EXERCISE TASK: Your task is to repeat the listing exactly.

________________

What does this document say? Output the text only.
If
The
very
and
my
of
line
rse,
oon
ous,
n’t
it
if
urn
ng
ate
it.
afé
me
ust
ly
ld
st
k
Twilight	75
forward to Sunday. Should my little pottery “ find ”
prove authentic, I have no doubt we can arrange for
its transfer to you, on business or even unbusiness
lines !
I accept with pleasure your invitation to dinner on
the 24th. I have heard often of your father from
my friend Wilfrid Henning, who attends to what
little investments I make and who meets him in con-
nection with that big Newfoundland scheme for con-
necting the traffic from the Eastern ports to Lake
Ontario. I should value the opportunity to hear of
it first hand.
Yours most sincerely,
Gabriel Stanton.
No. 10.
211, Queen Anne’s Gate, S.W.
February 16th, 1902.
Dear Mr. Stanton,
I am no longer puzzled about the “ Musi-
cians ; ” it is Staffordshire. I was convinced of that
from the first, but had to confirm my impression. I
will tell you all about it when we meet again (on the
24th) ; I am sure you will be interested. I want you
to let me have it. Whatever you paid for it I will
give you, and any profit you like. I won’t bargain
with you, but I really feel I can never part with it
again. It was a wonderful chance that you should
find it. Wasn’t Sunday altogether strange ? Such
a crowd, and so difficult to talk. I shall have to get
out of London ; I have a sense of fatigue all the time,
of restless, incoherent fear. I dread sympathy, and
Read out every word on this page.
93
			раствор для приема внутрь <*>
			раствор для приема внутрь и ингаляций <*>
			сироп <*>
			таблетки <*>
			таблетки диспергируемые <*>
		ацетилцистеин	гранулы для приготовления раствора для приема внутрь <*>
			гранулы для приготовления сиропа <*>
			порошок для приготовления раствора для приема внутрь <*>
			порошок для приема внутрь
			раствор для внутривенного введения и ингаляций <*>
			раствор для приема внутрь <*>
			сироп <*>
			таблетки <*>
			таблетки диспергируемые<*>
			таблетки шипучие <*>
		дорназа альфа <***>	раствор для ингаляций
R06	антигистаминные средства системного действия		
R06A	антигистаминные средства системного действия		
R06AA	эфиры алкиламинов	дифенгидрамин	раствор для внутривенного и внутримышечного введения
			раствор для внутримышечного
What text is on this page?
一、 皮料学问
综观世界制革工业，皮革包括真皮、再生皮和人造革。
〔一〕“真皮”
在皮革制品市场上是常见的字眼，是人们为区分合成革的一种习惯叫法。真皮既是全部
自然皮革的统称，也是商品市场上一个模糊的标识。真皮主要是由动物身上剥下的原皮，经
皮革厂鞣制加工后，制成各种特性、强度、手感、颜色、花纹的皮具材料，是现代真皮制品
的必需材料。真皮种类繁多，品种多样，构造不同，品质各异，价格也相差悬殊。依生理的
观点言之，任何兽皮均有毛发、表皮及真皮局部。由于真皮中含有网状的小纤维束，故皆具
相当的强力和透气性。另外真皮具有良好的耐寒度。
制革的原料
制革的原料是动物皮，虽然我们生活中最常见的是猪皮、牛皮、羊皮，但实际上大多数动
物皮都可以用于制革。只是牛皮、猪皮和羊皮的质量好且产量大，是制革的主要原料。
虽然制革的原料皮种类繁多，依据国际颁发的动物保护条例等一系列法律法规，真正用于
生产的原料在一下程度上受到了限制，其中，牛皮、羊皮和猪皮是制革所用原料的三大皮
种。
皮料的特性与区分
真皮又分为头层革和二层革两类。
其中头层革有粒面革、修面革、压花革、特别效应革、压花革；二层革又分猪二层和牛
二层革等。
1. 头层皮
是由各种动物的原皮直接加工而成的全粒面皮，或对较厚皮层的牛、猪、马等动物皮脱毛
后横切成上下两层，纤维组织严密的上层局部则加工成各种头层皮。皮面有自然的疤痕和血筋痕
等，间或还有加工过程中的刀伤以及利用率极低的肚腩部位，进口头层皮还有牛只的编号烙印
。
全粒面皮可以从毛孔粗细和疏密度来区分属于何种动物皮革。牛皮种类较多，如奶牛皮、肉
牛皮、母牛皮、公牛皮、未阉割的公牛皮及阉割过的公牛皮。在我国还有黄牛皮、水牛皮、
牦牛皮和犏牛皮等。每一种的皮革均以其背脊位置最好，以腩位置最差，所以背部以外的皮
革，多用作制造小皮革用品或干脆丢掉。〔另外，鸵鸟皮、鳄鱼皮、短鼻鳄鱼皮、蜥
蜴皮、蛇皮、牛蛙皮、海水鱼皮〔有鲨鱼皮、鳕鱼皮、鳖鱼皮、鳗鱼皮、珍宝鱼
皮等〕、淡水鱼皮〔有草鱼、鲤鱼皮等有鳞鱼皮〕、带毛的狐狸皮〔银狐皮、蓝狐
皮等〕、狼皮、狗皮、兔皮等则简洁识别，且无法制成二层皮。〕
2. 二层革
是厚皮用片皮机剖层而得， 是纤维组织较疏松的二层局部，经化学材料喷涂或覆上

________________

CORRECT ANSWER:
What does this document say? Output the text only.
If
The
very
and
my
of
line
rse,
oon
ous,
n’t
it
if
urn
ng
ate
it.
afé
me
ust
ly
ld
st
k
Twilight	75
forward to Sunday. Should my little pottery “ find ”
prove authentic, I have no doubt we can arrange for
its transfer to you, on business or even unbusiness
lines !
I accept with pleasure your invitation to dinner on
the 24th. I have heard often of your father from
my friend Wilfrid Henning, who attends to what
little investments I make and who meets him in con-
nection with that big Newfoundland scheme for con-
necting the traffic from the Eastern ports to Lake
Ontario. I should value the opportunity to hear of
it first hand.
Yours most sincerely,
Gabriel Stanton.
No. 10.
211, Queen Anne’s Gate, S.W.
February 16th, 1902.
Dear Mr. Stanton,
I am no longer puzzled about the “ Musi-
cians ; ” it is Staffordshire. I was convinced of that
from the first, but had to confirm my impression. I
will tell you all about it when we meet again (on the
24th) ; I am sure you will be interested. I want you
to let me have it. Whatever you paid for it I will
give you, and any profit you like. I won’t bargain
with you, but I really feel I can never part with it
again. It was a wonderful chance that you should
find it. Wasn’t Sunday altogether strange ? Such
a crowd, and so difficult to talk. I shall have to get
out of London ; I have a sense of fatigue all the time,
of restless, incoherent fear. I dread sympathy, and
Read out every word on this page.
93
			раствор для приема внутрь <*>
			раствор для приема внутрь и ингаляций <*>
			сироп <*>
			таблетки <*>
			таблетки диспергируемые <*>
		ацетилцистеин	гранулы для приготовления раствора для приема внутрь <*>
			гранулы для приготовления сиропа <*>
			порошок для приготовления раствора для приема внутрь <*>
			порошок для приема внутрь
			раствор для внутривенного введения и ингаляций <*>
			раствор для приема внутрь <*>
			сироп <*>
			таблетки <*>
			таблетки диспергируемые<*>
			таблетки шипучие <*>
		дорназа альфа <***>	раствор для ингаляций
R06	антигистаминные средства системного действия		
R06A	антигистаминные средства системного действия		
R06AA	эфиры алкиламинов	дифенгидрамин	раствор для внутривенного и внутримышечного введения
			раствор для внутримышечного
What text is on this page?
一、 皮料学问
综观世界制革工业，皮革包括真皮、再生皮和人造革。
〔一〕“真皮”
在皮革制品市场上是常见的字眼，是人们为区分合成革的一种习惯叫法。真皮既是全部
自然皮革的统称，也是商品市场上一个模糊的标识。真皮主要是由动物身上剥下的原皮，经
皮革厂鞣制加工后，制成各种特性、强度、手感、颜色、花纹的皮具材料，是现代真皮制品
的必需材料。真皮种类繁多，品种多样，构造不同，品质各异，价格也相差悬殊。依生理的
观点言之，任何兽皮均有毛发、表皮及真皮局部。由于真皮中含有网状的小纤维束，故皆具
相当的强力和透气性。另外真皮具有良好的耐寒度。
制革的原料
制革的原料是动物皮，虽然我们生活中最常见的是猪皮、牛皮、羊皮，但实际上大多数动
物皮都可以用于制革。只是牛皮、猪皮和羊皮的质量好且产量大，是制革的主要原料。
虽然制革的原料皮种类繁多，依据国际颁发的动物保护条例等一系列法律法规，真正用于
生产的原料在一下程度上受到了限制，其中，牛皮、羊皮和猪皮是制革所用原料的三大皮
种。
皮料的特性与区分
真皮又分为头层革和二层革两类。
其中头层革有粒面革、修面革、压花革、特别效应革、压花革；二层革又分猪二层和牛
二层革等。
1. 头层皮
是由各种动物的原皮直接加工而成的全粒面皮，或对较厚皮层的牛、猪、马等动物皮脱毛
后横切成上下两层，纤维组织严密的上层局部则加工成各种头层皮。皮面有自然的疤痕和血筋痕
等，间或还有加工过程中的刀伤以及利用率极低的肚腩部位，进口头层皮还有牛只的编号烙印
。
全粒面皮可以从毛孔粗细和疏密度来区分属于何种动物皮革。牛皮种类较多，如奶牛皮、肉
牛皮、母牛皮、公牛皮、未阉割的公牛皮及阉割过的公牛皮。在我国还有黄牛皮、水牛皮、
牦牛皮和犏牛皮等。每一种的皮革均以其背脊位置最好，以腩位置最差，所以背部以外的皮
革，多用作制造小皮革用品或干脆丢掉。〔另外，鸵鸟皮、鳄鱼皮、短鼻鳄鱼皮、蜥
蜴皮、蛇皮、牛蛙皮、海水鱼皮〔有鲨鱼皮、鳕鱼皮、鳖鱼皮、鳗鱼皮、珍宝鱼
皮等〕、淡水鱼皮〔有草鱼、鲤鱼皮等有鳞鱼皮〕、带毛的狐狸皮〔银狐皮、蓝狐
皮等〕、狼皮、狗皮、兔皮等则简洁识别，且无法制成二层皮。〕
2. 二层革
是厚皮用片皮机剖层而得， 是纤维组织较疏松的二层局部，经化学材料喷涂或覆上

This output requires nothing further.